* _The request_: Quote the data below in full, please, without altering anything.

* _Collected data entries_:
○ ○ ○ ○
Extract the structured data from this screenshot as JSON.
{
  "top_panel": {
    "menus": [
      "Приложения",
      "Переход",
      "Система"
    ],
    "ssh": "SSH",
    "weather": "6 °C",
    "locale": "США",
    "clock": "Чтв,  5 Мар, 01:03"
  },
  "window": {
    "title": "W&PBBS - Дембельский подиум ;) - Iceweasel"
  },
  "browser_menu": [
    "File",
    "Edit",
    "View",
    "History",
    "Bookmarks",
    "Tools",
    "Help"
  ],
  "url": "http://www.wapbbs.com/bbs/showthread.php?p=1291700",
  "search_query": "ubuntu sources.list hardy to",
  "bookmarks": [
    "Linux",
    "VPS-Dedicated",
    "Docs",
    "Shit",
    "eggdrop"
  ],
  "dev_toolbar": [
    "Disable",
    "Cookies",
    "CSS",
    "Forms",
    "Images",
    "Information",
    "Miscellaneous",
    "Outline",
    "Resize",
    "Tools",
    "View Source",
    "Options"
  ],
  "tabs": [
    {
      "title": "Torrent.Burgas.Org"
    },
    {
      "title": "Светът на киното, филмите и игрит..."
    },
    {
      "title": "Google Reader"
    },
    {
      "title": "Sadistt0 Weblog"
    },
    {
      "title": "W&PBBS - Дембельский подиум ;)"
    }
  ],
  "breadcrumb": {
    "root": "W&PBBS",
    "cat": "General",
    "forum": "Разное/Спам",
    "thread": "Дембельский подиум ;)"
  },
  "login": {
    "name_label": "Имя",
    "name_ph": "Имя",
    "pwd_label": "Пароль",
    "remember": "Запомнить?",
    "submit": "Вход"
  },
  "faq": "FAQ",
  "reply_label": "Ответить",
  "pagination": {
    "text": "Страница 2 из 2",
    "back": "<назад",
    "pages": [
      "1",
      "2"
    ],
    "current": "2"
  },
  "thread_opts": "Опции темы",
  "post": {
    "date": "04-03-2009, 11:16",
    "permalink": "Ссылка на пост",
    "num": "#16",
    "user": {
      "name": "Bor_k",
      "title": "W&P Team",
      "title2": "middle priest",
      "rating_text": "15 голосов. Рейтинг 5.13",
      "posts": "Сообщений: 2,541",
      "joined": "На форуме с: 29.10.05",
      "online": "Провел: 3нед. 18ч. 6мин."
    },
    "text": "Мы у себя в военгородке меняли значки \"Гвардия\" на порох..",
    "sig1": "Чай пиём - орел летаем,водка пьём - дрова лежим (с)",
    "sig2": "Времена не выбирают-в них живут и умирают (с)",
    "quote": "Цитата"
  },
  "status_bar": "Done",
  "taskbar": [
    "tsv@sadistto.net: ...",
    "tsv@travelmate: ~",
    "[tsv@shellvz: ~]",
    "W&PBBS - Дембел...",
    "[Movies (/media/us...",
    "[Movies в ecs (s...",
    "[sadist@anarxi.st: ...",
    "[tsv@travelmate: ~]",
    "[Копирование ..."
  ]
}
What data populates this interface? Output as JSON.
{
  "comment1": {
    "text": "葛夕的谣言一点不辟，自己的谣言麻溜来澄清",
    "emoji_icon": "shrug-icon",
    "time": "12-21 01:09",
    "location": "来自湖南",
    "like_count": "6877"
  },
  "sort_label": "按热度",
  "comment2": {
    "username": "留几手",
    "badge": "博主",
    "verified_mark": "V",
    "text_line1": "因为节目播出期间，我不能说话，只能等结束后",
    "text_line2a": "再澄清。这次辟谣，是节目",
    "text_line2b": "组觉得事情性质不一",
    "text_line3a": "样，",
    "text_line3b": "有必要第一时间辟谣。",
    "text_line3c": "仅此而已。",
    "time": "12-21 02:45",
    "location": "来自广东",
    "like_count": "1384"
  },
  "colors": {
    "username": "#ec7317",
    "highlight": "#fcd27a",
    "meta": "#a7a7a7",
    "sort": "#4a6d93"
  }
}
○ ○ ○ ○
* _Expected answer_:
Extract the structured data from this screenshot as JSON.
{
  "top_panel": {
    "menus": [
      "Приложения",
      "Переход",
      "Система"
    ],
    "ssh": "SSH",
    "weather": "6 °C",
    "locale": "США",
    "clock": "Чтв,  5 Мар, 01:03"
  },
  "window": {
    "title": "W&PBBS - Дембельский подиум ;) - Iceweasel"
  },
  "browser_menu": [
    "File",
    "Edit",
    "View",
    "History",
    "Bookmarks",
    "Tools",
    "Help"
  ],
  "url": "http://www.wapbbs.com/bbs/showthread.php?p=1291700",
  "search_query": "ubuntu sources.list hardy to",
  "bookmarks": [
    "Linux",
    "VPS-Dedicated",
    "Docs",
    "Shit",
    "eggdrop"
  ],
  "dev_toolbar": [
    "Disable",
    "Cookies",
    "CSS",
    "Forms",
    "Images",
    "Information",
    "Miscellaneous",
    "Outline",
    "Resize",
    "Tools",
    "View Source",
    "Options"
  ],
  "tabs": [
    {
      "title": "Torrent.Burgas.Org"
    },
    {
      "title": "Светът на киното, филмите и игрит..."
    },
    {
      "title": "Google Reader"
    },
    {
      "title": "Sadistt0 Weblog"
    },
    {
      "title": "W&PBBS - Дембельский подиум ;)"
    }
  ],
  "breadcrumb": {
    "root": "W&PBBS",
    "cat": "General",
    "forum": "Разное/Спам",
    "thread": "Дембельский подиум ;)"
  },
  "login": {
    "name_label": "Имя",
    "name_ph": "Имя",
    "pwd_label": "Пароль",
    "remember": "Запомнить?",
    "submit": "Вход"
  },
  "faq": "FAQ",
  "reply_label": "Ответить",
  "pagination": {
    "text": "Страница 2 из 2",
    "back": "<назад",
    "pages": [
      "1",
      "2"
    ],
    "current": "2"
  },
  "thread_opts": "Опции темы",
  "post": {
    "date": "04-03-2009, 11:16",
    "permalink": "Ссылка на пост",
    "num": "#16",
    "user": {
      "name": "Bor_k",
      "title": "W&P Team",
      "title2": "middle priest",
      "rating_text": "15 голосов. Рейтинг 5.13",
      "posts": "Сообщений: 2,541",
      "joined": "На форуме с: 29.10.05",
      "online": "Провел: 3нед. 18ч. 6мин."
    },
    "text": "Мы у себя в военгородке меняли значки \"Гвардия\" на порох..",
    "sig1": "Чай пиём - орел летаем,водка пьём - дрова лежим (с)",
    "sig2": "Времена не выбирают-в них живут и умирают (с)",
    "quote": "Цитата"
  },
  "status_bar": "Done",
  "taskbar": [
    "tsv@sadistto.net: ...",
    "tsv@travelmate: ~",
    "[tsv@shellvz: ~]",
    "W&PBBS - Дембел...",
    "[Movies (/media/us...",
    "[Movies в ecs (s...",
    "[sadist@anarxi.st: ...",
    "[tsv@travelmate: ~]",
    "[Копирование ..."
  ]
}
What data populates this interface? Output as JSON.
{
  "comment1": {
    "text": "葛夕的谣言一点不辟，自己的谣言麻溜来澄清",
    "emoji_icon": "shrug-icon",
    "time": "12-21 01:09",
    "location": "来自湖南",
    "like_count": "6877"
  },
  "sort_label": "按热度",
  "comment2": {
    "username": "留几手",
    "badge": "博主",
    "verified_mark": "V",
    "text_line1": "因为节目播出期间，我不能说话，只能等结束后",
    "text_line2a": "再澄清。这次辟谣，是节目",
    "text_line2b": "组觉得事情性质不一",
    "text_line3a": "样，",
    "text_line3b": "有必要第一时间辟谣。",
    "text_line3c": "仅此而已。",
    "time": "12-21 02:45",
    "location": "来自广东",
    "like_count": "1384"
  },
  "colors": {
    "username": "#ec7317",
    "highlight": "#fcd27a",
    "meta": "#a7a7a7",
    "sort": "#4a6d93"
  }
}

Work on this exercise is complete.